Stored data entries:

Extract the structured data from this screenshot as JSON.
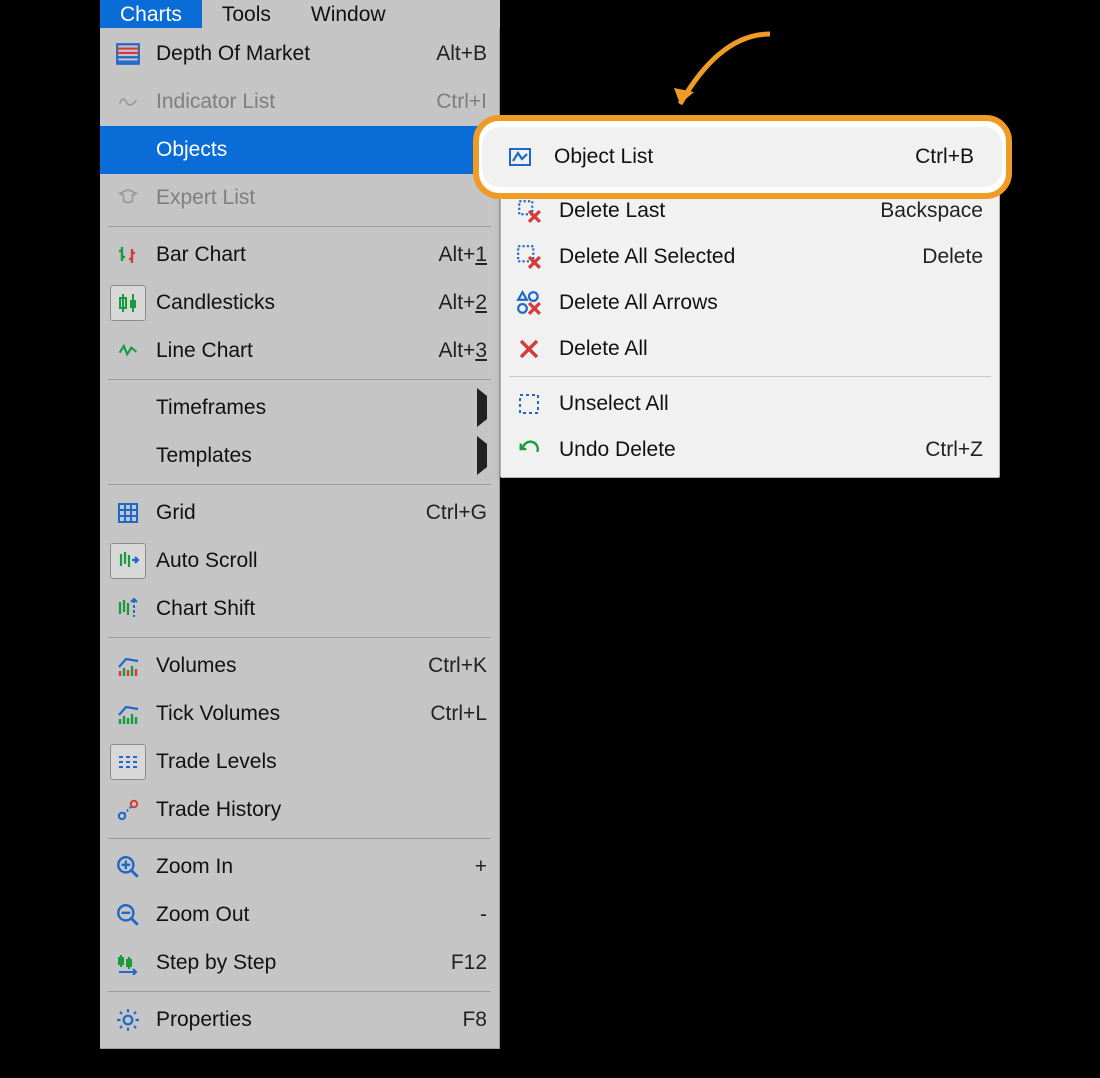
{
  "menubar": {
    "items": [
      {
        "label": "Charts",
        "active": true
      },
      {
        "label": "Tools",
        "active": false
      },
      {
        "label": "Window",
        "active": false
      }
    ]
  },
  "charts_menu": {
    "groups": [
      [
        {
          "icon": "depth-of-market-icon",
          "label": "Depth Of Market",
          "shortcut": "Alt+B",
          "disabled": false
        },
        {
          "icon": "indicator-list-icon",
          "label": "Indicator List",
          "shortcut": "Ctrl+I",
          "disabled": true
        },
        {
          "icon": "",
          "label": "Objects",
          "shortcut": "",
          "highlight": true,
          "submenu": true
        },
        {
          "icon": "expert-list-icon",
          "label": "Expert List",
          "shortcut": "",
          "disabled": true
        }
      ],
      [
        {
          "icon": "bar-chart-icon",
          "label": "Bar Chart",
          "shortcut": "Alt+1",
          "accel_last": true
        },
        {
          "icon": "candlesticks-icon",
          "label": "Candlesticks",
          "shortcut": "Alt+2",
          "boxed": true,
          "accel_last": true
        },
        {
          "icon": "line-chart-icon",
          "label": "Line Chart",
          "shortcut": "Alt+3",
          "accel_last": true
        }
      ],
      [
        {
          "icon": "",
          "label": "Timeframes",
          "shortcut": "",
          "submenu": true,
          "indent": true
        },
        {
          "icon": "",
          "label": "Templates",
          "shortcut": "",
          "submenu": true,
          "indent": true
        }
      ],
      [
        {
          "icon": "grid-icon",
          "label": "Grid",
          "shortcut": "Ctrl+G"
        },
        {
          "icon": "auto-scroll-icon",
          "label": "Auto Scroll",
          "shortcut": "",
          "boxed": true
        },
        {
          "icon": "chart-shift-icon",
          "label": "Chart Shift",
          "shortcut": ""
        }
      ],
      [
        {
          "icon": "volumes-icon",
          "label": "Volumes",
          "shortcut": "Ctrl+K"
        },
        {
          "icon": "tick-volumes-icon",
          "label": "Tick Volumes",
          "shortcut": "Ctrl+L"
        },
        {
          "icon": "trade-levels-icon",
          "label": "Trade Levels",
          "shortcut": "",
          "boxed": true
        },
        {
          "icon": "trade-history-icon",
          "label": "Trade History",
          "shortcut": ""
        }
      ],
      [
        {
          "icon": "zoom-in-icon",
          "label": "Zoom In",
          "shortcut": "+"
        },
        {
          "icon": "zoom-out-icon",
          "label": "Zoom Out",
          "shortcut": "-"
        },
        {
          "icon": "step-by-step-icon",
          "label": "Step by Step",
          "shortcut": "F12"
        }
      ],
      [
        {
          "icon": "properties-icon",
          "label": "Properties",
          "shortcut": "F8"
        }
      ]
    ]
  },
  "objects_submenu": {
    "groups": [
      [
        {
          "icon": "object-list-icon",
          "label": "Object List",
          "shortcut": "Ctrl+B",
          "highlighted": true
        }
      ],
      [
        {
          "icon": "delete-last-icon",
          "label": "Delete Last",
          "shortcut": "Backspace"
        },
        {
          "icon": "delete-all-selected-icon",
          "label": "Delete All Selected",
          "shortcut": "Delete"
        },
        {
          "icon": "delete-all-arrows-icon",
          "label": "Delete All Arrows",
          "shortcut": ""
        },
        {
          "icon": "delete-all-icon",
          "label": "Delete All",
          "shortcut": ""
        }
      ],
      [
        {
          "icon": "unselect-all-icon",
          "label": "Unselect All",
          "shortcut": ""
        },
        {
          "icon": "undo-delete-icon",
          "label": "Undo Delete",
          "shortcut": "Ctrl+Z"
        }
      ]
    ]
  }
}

--

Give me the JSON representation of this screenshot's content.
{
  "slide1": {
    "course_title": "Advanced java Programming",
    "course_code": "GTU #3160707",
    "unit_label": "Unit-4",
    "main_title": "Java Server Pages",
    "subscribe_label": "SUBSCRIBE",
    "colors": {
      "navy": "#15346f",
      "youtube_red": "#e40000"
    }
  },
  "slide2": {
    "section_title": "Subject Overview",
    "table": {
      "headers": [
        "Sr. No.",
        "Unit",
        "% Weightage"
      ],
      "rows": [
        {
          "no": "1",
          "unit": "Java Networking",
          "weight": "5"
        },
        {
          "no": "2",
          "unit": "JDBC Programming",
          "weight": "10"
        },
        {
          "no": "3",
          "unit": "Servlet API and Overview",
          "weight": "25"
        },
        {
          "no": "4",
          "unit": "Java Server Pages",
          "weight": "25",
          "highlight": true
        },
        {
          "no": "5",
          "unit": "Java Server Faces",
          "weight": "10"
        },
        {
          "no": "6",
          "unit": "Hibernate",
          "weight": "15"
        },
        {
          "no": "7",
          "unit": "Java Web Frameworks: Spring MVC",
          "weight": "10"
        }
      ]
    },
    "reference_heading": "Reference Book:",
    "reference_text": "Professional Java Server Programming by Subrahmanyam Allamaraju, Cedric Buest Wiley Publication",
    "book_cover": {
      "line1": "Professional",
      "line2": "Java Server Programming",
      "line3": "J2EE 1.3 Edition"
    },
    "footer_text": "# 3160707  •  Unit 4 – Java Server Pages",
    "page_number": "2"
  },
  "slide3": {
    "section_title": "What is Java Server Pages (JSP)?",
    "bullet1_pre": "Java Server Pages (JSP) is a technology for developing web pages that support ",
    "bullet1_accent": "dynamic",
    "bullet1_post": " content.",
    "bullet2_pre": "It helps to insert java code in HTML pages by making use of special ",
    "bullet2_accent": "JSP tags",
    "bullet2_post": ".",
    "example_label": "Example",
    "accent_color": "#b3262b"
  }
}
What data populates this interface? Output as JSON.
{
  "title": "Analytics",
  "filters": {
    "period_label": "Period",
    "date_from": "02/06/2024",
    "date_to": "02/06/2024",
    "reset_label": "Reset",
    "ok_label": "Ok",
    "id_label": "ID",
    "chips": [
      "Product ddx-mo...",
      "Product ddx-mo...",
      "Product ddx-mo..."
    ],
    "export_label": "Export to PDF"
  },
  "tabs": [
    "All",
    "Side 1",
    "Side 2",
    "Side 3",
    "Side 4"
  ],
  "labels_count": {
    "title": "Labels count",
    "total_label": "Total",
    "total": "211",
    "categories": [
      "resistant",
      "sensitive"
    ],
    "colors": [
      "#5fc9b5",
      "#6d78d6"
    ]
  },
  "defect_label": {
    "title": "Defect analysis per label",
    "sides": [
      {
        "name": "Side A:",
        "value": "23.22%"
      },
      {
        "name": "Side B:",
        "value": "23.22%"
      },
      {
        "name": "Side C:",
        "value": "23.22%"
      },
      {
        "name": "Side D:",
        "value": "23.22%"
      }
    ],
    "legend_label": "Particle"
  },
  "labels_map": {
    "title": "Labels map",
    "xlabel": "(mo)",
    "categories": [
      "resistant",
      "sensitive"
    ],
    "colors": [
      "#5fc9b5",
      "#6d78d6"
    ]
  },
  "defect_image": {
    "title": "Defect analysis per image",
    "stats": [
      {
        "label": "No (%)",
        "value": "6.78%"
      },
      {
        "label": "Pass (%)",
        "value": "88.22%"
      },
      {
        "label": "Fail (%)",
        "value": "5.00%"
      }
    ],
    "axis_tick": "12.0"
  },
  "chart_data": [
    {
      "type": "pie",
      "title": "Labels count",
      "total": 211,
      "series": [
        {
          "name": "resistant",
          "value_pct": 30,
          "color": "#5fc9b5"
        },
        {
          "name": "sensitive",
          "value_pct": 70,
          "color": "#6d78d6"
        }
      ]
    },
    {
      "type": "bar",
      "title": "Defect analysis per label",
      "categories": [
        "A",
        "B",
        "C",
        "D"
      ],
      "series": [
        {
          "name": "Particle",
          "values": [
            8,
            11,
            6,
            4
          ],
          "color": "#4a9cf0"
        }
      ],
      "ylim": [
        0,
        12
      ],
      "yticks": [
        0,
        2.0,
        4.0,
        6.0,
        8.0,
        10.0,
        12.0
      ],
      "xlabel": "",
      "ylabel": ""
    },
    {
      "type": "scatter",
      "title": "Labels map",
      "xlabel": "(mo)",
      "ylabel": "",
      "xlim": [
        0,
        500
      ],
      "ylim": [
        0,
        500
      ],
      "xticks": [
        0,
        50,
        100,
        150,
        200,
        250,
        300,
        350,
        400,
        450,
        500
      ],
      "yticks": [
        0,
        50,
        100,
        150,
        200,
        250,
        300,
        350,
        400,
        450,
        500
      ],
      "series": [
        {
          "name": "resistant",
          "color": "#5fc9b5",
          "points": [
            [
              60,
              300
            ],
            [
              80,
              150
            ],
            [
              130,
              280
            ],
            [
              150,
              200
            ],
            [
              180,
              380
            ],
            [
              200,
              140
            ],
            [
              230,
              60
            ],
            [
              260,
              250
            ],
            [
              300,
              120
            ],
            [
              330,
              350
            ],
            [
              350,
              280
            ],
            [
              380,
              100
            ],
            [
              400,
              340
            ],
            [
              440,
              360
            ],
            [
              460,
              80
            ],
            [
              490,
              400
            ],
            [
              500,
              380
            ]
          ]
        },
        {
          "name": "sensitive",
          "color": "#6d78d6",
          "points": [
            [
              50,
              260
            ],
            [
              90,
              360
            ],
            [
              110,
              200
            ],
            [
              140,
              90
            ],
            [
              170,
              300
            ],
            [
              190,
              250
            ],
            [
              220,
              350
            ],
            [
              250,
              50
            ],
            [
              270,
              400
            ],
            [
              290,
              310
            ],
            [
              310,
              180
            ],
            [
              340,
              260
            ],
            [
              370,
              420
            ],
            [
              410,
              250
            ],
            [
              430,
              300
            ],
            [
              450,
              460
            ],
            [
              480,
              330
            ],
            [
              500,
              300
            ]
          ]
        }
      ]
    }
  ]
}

### TASK PROMPT:
Which lines hold the word "Programming"? Return all of them from the records above.

### SOLUTION BELOW:
    "course_title": "Advanced java Programming",
          "unit": "JDBC Programming",
    "reference_text": "Professional Java Server Programming by Subrahmanyam Allamaraju, Cedric Buest Wiley Publication",
      "line2": "Java Server Programming",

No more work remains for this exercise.